### Directions for this task
Count every line below in which "comments" occurs, then give only the count.

### Material for this task

+-------+

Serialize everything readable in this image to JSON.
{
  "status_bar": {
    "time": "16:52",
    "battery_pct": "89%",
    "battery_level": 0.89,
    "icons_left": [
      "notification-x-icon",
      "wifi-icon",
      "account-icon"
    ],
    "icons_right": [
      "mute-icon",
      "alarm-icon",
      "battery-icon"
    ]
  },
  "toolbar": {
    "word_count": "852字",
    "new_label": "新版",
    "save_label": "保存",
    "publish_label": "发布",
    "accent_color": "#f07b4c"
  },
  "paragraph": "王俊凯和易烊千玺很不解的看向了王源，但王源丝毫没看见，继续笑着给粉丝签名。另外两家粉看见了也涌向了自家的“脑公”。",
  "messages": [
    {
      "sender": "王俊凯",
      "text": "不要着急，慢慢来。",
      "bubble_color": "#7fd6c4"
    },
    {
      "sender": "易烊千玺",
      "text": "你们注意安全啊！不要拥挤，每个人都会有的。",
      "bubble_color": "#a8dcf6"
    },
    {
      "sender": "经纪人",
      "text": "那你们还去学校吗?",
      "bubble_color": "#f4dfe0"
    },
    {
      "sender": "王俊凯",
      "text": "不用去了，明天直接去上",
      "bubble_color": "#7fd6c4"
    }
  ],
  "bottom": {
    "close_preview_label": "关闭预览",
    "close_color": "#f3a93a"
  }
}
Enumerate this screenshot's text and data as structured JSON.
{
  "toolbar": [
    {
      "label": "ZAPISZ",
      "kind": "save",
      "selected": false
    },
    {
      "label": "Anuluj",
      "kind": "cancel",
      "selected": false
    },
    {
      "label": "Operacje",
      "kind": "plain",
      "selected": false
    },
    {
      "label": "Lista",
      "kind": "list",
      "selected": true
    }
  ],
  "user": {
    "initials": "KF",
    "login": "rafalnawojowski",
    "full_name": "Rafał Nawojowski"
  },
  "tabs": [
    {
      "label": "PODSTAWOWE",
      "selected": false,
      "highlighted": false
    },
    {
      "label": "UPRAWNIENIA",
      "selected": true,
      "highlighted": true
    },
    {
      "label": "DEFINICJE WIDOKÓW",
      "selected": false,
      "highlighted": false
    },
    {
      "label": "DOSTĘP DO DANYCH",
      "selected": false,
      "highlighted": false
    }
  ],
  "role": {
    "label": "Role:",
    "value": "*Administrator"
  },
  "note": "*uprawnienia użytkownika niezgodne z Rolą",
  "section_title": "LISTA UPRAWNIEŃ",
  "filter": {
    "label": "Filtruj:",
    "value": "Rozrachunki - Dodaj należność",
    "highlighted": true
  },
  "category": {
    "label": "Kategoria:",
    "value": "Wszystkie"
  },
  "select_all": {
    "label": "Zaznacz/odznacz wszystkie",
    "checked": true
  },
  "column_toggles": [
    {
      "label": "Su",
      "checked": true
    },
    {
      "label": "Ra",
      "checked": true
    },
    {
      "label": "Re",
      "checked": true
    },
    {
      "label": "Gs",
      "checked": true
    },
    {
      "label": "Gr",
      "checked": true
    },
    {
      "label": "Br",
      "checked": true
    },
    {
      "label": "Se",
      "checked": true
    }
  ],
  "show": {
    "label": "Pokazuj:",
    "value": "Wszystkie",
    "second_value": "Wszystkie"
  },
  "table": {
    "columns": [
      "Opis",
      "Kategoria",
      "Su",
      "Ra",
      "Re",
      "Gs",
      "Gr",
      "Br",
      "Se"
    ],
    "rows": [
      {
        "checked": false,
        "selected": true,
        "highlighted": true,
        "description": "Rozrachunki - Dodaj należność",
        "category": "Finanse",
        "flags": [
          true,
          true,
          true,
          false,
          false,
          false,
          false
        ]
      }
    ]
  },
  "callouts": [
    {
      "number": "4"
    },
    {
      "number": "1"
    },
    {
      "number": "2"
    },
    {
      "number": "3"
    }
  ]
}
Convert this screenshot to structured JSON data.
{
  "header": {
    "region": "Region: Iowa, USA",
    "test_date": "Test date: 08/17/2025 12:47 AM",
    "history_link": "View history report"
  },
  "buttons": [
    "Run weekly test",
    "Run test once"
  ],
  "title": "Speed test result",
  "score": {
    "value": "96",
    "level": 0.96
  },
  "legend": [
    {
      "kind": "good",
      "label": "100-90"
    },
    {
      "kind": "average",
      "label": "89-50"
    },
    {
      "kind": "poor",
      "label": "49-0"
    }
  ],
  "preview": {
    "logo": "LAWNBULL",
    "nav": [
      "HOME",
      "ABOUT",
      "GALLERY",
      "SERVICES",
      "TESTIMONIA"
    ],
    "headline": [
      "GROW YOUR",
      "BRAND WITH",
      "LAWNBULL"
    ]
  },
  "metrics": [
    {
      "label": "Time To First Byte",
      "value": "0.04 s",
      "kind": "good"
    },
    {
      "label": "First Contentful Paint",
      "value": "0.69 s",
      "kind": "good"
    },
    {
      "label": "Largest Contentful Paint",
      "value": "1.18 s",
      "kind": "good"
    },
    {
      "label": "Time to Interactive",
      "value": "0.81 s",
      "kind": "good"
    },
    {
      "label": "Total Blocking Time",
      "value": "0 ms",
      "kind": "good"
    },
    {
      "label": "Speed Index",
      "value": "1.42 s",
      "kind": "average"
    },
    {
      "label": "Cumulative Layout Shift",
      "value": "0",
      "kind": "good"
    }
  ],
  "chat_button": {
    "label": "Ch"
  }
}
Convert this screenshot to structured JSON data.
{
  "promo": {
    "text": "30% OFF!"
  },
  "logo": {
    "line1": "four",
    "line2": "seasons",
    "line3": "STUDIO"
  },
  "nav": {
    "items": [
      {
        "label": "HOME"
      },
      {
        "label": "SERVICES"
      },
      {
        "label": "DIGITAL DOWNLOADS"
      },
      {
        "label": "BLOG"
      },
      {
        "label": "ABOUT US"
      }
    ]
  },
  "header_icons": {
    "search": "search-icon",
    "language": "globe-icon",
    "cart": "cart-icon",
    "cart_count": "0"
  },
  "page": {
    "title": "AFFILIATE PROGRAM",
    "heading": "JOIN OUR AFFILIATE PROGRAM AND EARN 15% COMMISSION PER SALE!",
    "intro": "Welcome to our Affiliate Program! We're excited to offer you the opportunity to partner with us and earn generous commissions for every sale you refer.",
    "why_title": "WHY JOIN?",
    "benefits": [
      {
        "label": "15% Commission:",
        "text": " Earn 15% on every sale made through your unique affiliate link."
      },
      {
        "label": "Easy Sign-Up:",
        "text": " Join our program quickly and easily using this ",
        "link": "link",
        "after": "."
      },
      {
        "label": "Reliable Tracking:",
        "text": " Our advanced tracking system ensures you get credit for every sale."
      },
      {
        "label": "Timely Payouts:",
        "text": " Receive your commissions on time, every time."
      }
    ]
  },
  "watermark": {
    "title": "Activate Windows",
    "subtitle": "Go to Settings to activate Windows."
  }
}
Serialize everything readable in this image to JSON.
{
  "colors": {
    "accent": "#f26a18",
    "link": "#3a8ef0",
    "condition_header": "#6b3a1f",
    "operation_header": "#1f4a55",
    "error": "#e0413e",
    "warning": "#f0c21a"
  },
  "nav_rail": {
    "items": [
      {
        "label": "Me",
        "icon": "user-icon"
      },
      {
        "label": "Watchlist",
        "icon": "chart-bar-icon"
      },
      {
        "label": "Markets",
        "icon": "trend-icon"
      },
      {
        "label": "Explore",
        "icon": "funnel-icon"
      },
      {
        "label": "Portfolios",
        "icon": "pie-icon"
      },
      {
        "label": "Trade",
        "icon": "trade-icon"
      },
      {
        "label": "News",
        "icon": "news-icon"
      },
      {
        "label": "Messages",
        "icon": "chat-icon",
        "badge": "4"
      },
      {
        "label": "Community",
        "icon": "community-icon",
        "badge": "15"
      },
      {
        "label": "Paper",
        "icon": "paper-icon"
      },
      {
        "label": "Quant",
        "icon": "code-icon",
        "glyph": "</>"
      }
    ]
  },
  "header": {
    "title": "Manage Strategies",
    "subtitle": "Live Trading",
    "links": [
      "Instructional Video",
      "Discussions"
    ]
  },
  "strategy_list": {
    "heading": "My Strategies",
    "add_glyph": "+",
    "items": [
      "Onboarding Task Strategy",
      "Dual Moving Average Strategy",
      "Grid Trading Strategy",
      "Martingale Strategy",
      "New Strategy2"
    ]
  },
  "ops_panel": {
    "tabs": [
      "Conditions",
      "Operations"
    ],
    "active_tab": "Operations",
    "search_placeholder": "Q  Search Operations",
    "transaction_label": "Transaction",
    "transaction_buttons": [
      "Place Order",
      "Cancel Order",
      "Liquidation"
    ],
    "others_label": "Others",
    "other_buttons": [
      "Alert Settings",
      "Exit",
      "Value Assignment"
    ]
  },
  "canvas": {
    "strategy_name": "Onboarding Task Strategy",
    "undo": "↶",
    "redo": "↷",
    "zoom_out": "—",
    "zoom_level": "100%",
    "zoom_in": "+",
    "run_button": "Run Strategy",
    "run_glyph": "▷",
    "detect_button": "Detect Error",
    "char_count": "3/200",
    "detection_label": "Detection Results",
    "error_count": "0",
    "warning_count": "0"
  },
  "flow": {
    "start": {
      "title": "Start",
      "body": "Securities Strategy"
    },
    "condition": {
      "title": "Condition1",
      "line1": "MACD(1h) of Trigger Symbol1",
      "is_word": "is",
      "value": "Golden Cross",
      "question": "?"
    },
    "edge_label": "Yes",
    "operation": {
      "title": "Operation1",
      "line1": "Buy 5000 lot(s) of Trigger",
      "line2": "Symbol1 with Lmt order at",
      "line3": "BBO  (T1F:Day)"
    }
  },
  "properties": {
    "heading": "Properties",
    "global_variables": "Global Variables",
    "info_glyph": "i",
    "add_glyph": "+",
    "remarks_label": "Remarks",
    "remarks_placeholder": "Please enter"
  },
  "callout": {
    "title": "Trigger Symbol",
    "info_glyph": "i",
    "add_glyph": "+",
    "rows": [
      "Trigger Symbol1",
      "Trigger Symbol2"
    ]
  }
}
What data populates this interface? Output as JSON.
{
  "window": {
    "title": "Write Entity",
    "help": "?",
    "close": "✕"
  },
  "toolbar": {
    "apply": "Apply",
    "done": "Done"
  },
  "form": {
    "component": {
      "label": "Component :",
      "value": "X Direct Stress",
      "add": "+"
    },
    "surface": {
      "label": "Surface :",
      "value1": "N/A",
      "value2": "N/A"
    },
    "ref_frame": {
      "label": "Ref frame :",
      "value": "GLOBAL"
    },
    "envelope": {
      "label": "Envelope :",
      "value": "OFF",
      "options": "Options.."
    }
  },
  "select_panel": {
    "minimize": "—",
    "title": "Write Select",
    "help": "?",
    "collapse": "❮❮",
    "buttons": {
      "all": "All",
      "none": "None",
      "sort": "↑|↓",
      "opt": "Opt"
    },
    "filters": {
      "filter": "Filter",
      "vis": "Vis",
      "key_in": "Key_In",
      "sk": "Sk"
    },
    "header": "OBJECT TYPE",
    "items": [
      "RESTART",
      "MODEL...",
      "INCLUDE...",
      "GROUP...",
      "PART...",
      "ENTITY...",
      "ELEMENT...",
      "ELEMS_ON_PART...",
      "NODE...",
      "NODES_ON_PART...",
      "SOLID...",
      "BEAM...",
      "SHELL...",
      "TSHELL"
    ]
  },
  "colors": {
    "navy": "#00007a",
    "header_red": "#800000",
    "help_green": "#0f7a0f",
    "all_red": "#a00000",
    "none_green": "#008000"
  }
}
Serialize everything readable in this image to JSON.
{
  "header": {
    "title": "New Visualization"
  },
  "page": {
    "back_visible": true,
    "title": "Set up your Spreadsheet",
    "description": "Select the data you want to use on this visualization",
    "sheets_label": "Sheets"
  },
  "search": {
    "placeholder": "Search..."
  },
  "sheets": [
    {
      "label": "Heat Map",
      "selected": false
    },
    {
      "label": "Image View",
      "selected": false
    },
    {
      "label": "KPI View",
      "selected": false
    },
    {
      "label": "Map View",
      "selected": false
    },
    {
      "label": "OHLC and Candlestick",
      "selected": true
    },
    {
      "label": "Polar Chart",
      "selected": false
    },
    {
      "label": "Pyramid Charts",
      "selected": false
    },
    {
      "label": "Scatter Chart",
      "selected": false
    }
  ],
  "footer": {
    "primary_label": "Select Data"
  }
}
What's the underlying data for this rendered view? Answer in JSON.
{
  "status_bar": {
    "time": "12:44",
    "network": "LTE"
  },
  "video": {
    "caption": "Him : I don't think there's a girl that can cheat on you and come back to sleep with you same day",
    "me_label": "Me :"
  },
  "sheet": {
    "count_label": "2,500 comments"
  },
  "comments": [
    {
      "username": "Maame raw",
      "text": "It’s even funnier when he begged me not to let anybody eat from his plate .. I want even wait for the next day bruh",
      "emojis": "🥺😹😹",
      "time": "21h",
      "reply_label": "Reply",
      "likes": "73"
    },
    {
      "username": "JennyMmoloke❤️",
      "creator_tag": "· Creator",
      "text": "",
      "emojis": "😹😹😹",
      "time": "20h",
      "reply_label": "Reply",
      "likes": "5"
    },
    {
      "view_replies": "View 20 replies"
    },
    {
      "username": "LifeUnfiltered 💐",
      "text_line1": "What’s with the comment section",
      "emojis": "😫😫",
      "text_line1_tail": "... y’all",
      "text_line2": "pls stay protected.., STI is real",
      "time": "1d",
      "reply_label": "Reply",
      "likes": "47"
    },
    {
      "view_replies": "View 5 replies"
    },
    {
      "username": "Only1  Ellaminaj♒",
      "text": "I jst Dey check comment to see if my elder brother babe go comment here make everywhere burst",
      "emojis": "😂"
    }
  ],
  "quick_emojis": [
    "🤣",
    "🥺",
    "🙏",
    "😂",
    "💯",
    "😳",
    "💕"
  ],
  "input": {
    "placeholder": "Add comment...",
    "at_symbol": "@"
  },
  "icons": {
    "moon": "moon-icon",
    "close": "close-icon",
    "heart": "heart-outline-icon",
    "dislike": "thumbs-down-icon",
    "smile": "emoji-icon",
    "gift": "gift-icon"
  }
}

+-------+

### Right answer
2